# start of Data supplied

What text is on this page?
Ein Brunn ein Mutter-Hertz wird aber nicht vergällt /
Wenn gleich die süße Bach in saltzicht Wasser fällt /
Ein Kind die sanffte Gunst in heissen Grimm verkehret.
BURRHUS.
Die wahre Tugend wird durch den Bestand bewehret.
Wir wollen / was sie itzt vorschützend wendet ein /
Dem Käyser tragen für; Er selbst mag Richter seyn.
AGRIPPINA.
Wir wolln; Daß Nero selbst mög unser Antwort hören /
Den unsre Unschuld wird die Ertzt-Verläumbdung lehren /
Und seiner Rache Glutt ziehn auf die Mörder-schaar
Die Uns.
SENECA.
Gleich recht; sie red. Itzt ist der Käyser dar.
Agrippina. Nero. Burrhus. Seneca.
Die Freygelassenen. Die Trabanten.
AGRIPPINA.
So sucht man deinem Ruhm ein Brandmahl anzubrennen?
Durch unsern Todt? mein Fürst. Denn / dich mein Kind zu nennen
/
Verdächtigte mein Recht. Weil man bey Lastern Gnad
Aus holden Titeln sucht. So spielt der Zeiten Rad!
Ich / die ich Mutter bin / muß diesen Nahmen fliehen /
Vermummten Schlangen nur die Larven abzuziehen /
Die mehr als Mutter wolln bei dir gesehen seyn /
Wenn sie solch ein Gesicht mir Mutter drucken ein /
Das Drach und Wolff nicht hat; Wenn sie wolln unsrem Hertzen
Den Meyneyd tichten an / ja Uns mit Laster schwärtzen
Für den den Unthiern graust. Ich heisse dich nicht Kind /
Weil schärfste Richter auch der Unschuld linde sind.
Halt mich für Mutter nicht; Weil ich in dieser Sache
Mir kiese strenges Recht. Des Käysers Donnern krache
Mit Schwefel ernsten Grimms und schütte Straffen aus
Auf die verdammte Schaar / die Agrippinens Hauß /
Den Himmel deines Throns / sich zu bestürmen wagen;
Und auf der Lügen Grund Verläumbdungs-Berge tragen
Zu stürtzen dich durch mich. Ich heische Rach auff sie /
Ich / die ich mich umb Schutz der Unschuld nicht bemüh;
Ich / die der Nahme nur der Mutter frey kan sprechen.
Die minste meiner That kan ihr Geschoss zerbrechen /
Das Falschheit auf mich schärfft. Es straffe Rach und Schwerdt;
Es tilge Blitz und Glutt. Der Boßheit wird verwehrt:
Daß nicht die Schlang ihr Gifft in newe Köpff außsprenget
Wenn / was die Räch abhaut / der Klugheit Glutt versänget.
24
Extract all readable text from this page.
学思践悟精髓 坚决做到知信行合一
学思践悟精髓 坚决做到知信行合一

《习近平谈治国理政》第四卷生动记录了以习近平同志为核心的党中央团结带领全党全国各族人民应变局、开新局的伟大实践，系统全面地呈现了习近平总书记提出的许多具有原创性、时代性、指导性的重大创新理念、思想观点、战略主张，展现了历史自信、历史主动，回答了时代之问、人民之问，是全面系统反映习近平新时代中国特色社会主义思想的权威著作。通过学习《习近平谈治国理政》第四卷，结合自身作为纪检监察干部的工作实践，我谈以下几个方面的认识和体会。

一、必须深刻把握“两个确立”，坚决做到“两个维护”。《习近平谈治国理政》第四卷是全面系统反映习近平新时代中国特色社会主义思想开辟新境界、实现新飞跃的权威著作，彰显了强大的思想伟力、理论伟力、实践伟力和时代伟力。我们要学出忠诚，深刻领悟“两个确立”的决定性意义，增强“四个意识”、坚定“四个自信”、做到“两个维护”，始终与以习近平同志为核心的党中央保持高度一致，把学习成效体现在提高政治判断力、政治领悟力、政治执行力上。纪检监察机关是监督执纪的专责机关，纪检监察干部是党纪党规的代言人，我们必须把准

# end of Data supplied

**Exercise objective**
Give the listing again, word for word.

**Full solution**
What text is on this page?
Ein Brunn ein Mutter-Hertz wird aber nicht vergällt /
Wenn gleich die süße Bach in saltzicht Wasser fällt /
Ein Kind die sanffte Gunst in heissen Grimm verkehret.
BURRHUS.
Die wahre Tugend wird durch den Bestand bewehret.
Wir wollen / was sie itzt vorschützend wendet ein /
Dem Käyser tragen für; Er selbst mag Richter seyn.
AGRIPPINA.
Wir wolln; Daß Nero selbst mög unser Antwort hören /
Den unsre Unschuld wird die Ertzt-Verläumbdung lehren /
Und seiner Rache Glutt ziehn auf die Mörder-schaar
Die Uns.
SENECA.
Gleich recht; sie red. Itzt ist der Käyser dar.
Agrippina. Nero. Burrhus. Seneca.
Die Freygelassenen. Die Trabanten.
AGRIPPINA.
So sucht man deinem Ruhm ein Brandmahl anzubrennen?
Durch unsern Todt? mein Fürst. Denn / dich mein Kind zu nennen
/
Verdächtigte mein Recht. Weil man bey Lastern Gnad
Aus holden Titeln sucht. So spielt der Zeiten Rad!
Ich / die ich Mutter bin / muß diesen Nahmen fliehen /
Vermummten Schlangen nur die Larven abzuziehen /
Die mehr als Mutter wolln bei dir gesehen seyn /
Wenn sie solch ein Gesicht mir Mutter drucken ein /
Das Drach und Wolff nicht hat; Wenn sie wolln unsrem Hertzen
Den Meyneyd tichten an / ja Uns mit Laster schwärtzen
Für den den Unthiern graust. Ich heisse dich nicht Kind /
Weil schärfste Richter auch der Unschuld linde sind.
Halt mich für Mutter nicht; Weil ich in dieser Sache
Mir kiese strenges Recht. Des Käysers Donnern krache
Mit Schwefel ernsten Grimms und schütte Straffen aus
Auf die verdammte Schaar / die Agrippinens Hauß /
Den Himmel deines Throns / sich zu bestürmen wagen;
Und auf der Lügen Grund Verläumbdungs-Berge tragen
Zu stürtzen dich durch mich. Ich heische Rach auff sie /
Ich / die ich mich umb Schutz der Unschuld nicht bemüh;
Ich / die der Nahme nur der Mutter frey kan sprechen.
Die minste meiner That kan ihr Geschoss zerbrechen /
Das Falschheit auf mich schärfft. Es straffe Rach und Schwerdt;
Es tilge Blitz und Glutt. Der Boßheit wird verwehrt:
Daß nicht die Schlang ihr Gifft in newe Köpff außsprenget
Wenn / was die Räch abhaut / der Klugheit Glutt versänget.
24
Extract all readable text from this page.
学思践悟精髓 坚决做到知信行合一
学思践悟精髓 坚决做到知信行合一

《习近平谈治国理政》第四卷生动记录了以习近平同志为核心的党中央团结带领全党全国各族人民应变局、开新局的伟大实践，系统全面地呈现了习近平总书记提出的许多具有原创性、时代性、指导性的重大创新理念、思想观点、战略主张，展现了历史自信、历史主动，回答了时代之问、人民之问，是全面系统反映习近平新时代中国特色社会主义思想的权威著作。通过学习《习近平谈治国理政》第四卷，结合自身作为纪检监察干部的工作实践，我谈以下几个方面的认识和体会。

一、必须深刻把握“两个确立”，坚决做到“两个维护”。《习近平谈治国理政》第四卷是全面系统反映习近平新时代中国特色社会主义思想开辟新境界、实现新飞跃的权威著作，彰显了强大的思想伟力、理论伟力、实践伟力和时代伟力。我们要学出忠诚，深刻领悟“两个确立”的决定性意义，增强“四个意识”、坚定“四个自信”、做到“两个维护”，始终与以习近平同志为核心的党中央保持高度一致，把学习成效体现在提高政治判断力、政治领悟力、政治执行力上。纪检监察机关是监督执纪的专责机关，纪检监察干部是党纪党规的代言人，我们必须把准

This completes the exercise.